## [INSTRUCTIONS FOR THE TASK]
Filter the entries below down to the lines that hold "Enzyme".

## [RECORDS SUPPLIED]
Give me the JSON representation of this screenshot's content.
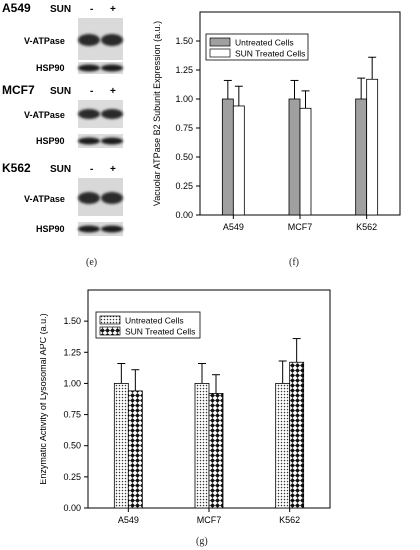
{
  "blots": {
    "panels": [
      {
        "cell_line": "A549",
        "treatment_label": "SUN",
        "lanes": [
          "-",
          "+"
        ],
        "proteins": [
          "V-ATPase",
          "HSP90"
        ]
      },
      {
        "cell_line": "MCF7",
        "treatment_label": "SUN",
        "lanes": [
          "-",
          "+"
        ],
        "proteins": [
          "V-ATPase",
          "HSP90"
        ]
      },
      {
        "cell_line": "K562",
        "treatment_label": "SUN",
        "lanes": [
          "-",
          "+"
        ],
        "proteins": [
          "V-ATPase",
          "HSP90"
        ]
      }
    ],
    "caption": "(e)"
  },
  "chart_data": [
    {
      "type": "bar",
      "panel_caption": "(f)",
      "ylabel": "Vacuolar ATPase B2 Subunit Expression (a.u.)",
      "categories": [
        "A549",
        "MCF7",
        "K562"
      ],
      "ylim": [
        0,
        1.75
      ],
      "yticks": [
        "0.00",
        "0.25",
        "0.50",
        "0.75",
        "1.00",
        "1.25",
        "1.50"
      ],
      "series": [
        {
          "name": "Untreated Cells",
          "values": [
            1.0,
            1.0,
            1.0
          ],
          "errors": [
            0.16,
            0.16,
            0.18
          ],
          "fill": "#a0a0a0"
        },
        {
          "name": "SUN Treated Cells",
          "values": [
            0.94,
            0.92,
            1.17
          ],
          "errors": [
            0.17,
            0.15,
            0.19
          ],
          "fill": "#ffffff"
        }
      ],
      "legend_position": "top-left",
      "grid": false
    },
    {
      "type": "bar",
      "panel_caption": "(g)",
      "ylabel": "Enzymatic Activity of Lysosomal APC (a.u.)",
      "categories": [
        "A549",
        "MCF7",
        "K562"
      ],
      "ylim": [
        0,
        1.75
      ],
      "yticks": [
        "0.00",
        "0.25",
        "0.50",
        "0.75",
        "1.00",
        "1.25",
        "1.50"
      ],
      "series": [
        {
          "name": "Untreated Cells",
          "values": [
            1.0,
            1.0,
            1.0
          ],
          "errors": [
            0.16,
            0.16,
            0.18
          ],
          "fill": "dots"
        },
        {
          "name": "SUN Treated Cells",
          "values": [
            0.94,
            0.92,
            1.17
          ],
          "errors": [
            0.17,
            0.15,
            0.19
          ],
          "fill": "checker"
        }
      ],
      "legend_position": "top-left",
      "grid": false
    }
  ]
}
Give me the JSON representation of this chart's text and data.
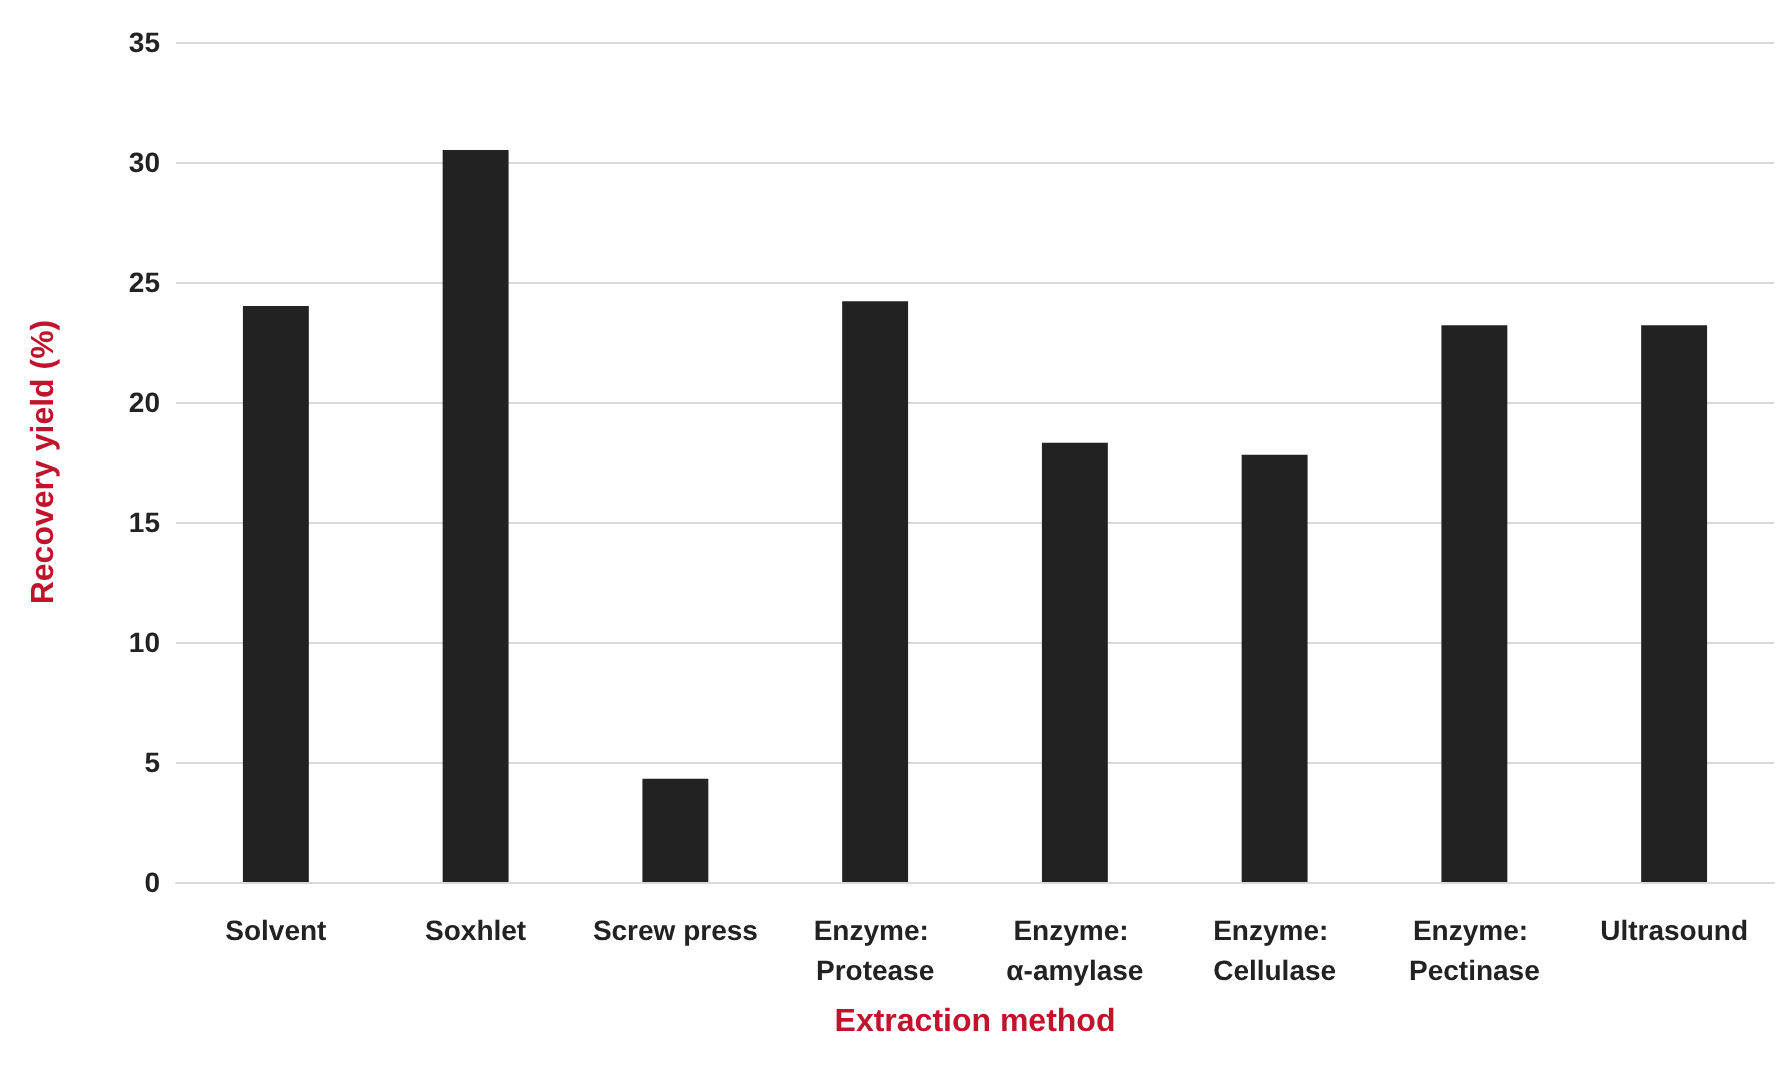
{
  "chart_data": {
    "type": "bar",
    "xlabel": "Extraction method",
    "ylabel": "Recovery yield (%)",
    "categories": [
      "Solvent",
      "Soxhlet",
      "Screw press",
      "Enzyme: Protease",
      "Enzyme: α-amylase",
      "Enzyme: Cellulase",
      "Enzyme: Pectinase",
      "Ultrasound"
    ],
    "values": [
      24.0,
      30.5,
      4.3,
      24.2,
      18.3,
      17.8,
      23.2,
      23.2
    ],
    "color": "#222222",
    "ylim": [
      0,
      35
    ],
    "yticks": [
      0,
      5,
      10,
      15,
      20,
      25,
      30,
      35
    ],
    "grid": "y"
  }
}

## [SOLVED EXERCISE]
      "Enzyme: Protease",
      "Enzyme: α-amylase",
      "Enzyme: Cellulase",
      "Enzyme: Pectinase",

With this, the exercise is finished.